■ **Dataset entries**:
+-------+
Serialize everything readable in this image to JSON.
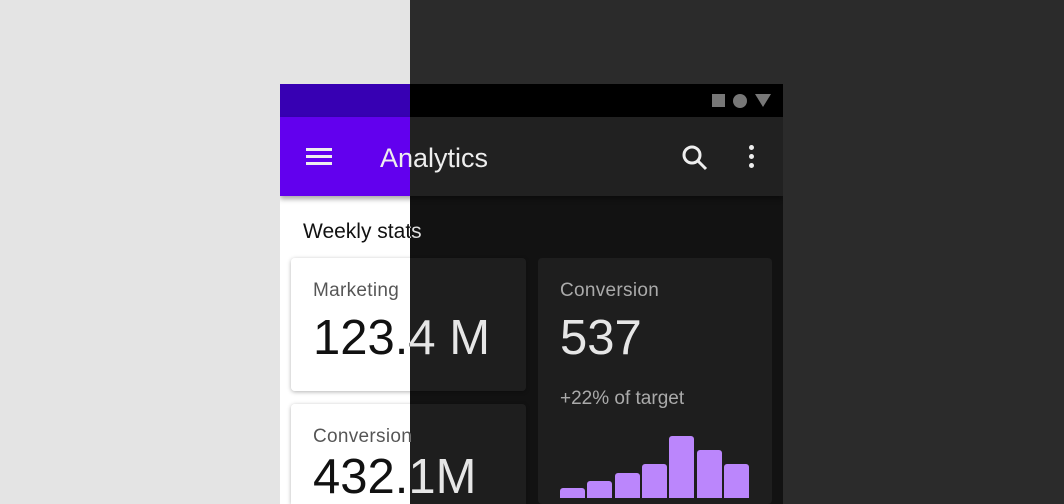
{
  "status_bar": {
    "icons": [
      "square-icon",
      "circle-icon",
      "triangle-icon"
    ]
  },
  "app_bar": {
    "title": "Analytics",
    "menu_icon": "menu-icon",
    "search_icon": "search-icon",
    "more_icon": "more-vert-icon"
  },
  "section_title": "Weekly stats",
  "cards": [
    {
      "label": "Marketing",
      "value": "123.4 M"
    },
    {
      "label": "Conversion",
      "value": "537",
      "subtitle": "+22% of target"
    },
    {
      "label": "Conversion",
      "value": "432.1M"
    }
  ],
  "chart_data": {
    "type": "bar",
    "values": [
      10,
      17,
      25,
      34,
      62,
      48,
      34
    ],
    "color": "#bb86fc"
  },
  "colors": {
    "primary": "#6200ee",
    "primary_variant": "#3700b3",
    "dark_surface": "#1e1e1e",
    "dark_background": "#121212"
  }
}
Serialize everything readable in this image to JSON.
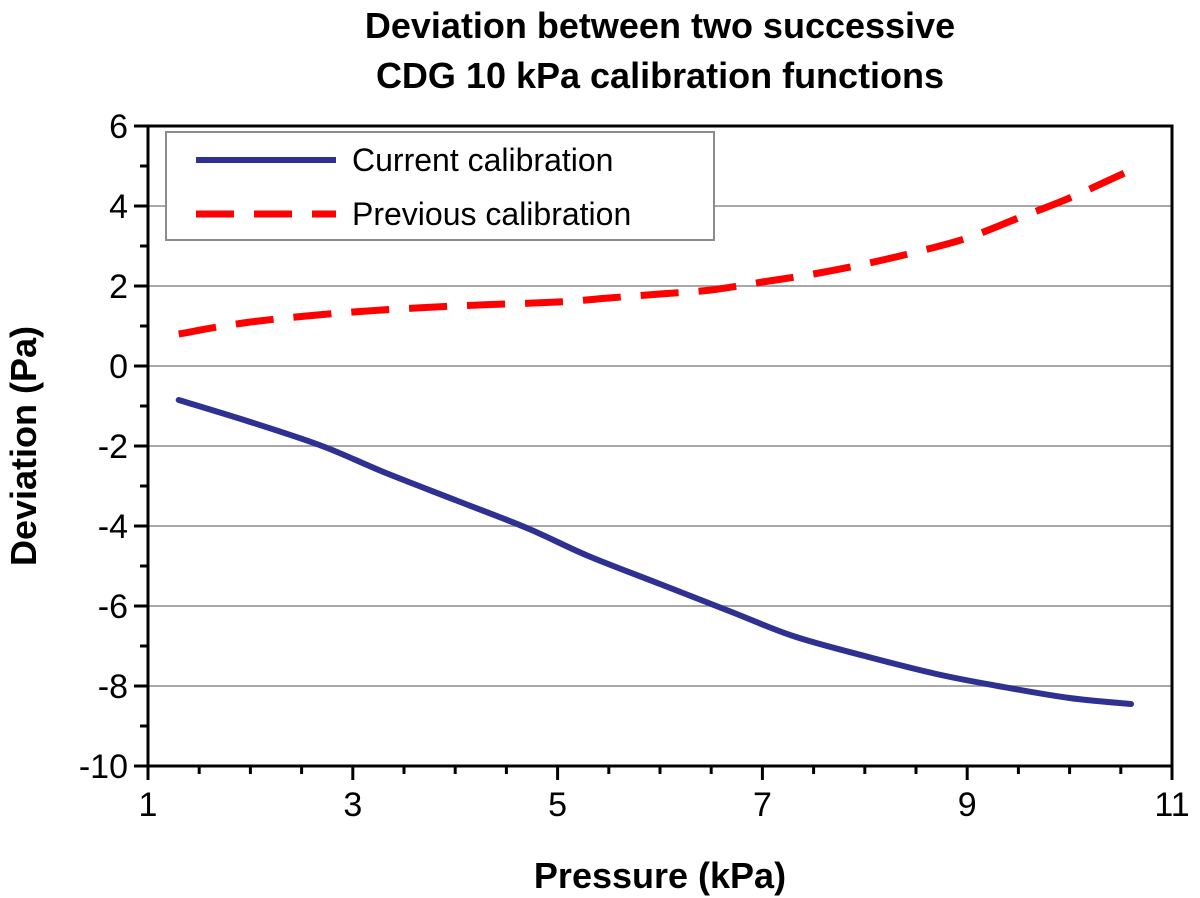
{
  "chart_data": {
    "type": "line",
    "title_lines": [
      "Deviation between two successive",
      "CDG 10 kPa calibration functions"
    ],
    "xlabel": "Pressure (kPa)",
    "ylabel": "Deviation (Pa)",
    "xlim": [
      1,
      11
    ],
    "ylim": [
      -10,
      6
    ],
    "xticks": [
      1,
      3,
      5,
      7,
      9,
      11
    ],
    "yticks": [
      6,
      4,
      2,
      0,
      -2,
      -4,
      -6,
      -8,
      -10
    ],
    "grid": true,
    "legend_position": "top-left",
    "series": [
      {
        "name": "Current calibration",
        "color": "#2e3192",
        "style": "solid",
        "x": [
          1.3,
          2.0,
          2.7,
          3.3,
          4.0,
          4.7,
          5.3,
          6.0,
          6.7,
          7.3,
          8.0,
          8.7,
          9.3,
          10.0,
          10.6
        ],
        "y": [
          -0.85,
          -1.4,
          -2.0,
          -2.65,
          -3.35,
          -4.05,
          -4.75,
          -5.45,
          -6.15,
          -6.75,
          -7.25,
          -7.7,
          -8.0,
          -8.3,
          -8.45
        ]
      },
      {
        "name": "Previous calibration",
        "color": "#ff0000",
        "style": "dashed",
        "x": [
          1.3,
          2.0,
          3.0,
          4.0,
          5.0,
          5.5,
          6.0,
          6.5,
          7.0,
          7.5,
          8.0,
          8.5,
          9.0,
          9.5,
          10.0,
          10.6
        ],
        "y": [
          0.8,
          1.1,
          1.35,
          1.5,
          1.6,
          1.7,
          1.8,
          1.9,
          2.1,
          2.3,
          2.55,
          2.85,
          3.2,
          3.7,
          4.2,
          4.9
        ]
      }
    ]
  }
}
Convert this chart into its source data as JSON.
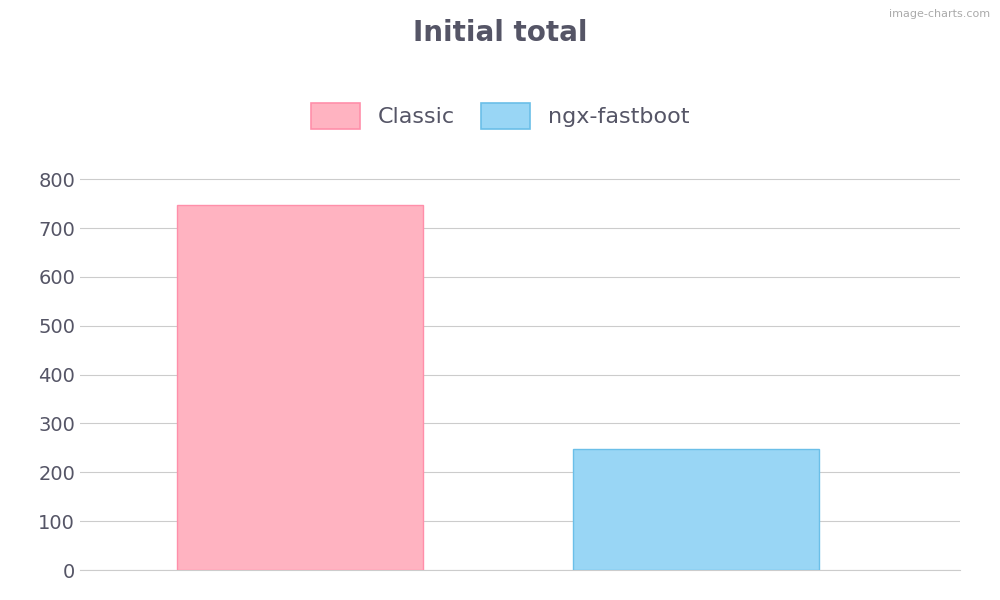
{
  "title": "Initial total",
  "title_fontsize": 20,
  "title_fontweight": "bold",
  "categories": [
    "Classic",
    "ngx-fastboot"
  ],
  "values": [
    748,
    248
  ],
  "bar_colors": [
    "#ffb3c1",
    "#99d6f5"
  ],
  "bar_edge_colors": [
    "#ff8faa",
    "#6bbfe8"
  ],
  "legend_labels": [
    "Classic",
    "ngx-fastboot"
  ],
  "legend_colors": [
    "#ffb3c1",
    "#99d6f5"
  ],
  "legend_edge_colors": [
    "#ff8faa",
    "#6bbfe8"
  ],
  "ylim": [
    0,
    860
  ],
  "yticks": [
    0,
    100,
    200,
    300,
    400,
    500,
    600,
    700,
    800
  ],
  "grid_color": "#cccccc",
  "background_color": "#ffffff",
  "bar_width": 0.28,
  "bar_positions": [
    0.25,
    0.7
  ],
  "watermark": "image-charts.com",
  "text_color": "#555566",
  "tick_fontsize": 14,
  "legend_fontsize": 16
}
+-------+
■ **What to do**: Exactly the lines from the line containing "Convert this chart" through the last line of the entries above are to be quoted, both included, and nothing else. Pictures are left out.

■ **Result below**:
Convert this chart into its source data as JSON.
{
  "title": "Initial total",
  "title_fontsize": 20,
  "title_fontweight": "bold",
  "categories": [
    "Classic",
    "ngx-fastboot"
  ],
  "values": [
    748,
    248
  ],
  "bar_colors": [
    "#ffb3c1",
    "#99d6f5"
  ],
  "bar_edge_colors": [
    "#ff8faa",
    "#6bbfe8"
  ],
  "legend_labels": [
    "Classic",
    "ngx-fastboot"
  ],
  "legend_colors": [
    "#ffb3c1",
    "#99d6f5"
  ],
  "legend_edge_colors": [
    "#ff8faa",
    "#6bbfe8"
  ],
  "ylim": [
    0,
    860
  ],
  "yticks": [
    0,
    100,
    200,
    300,
    400,
    500,
    600,
    700,
    800
  ],
  "grid_color": "#cccccc",
  "background_color": "#ffffff",
  "bar_width": 0.28,
  "bar_positions": [
    0.25,
    0.7
  ],
  "watermark": "image-charts.com",
  "text_color": "#555566",
  "tick_fontsize": 14,
  "legend_fontsize": 16
}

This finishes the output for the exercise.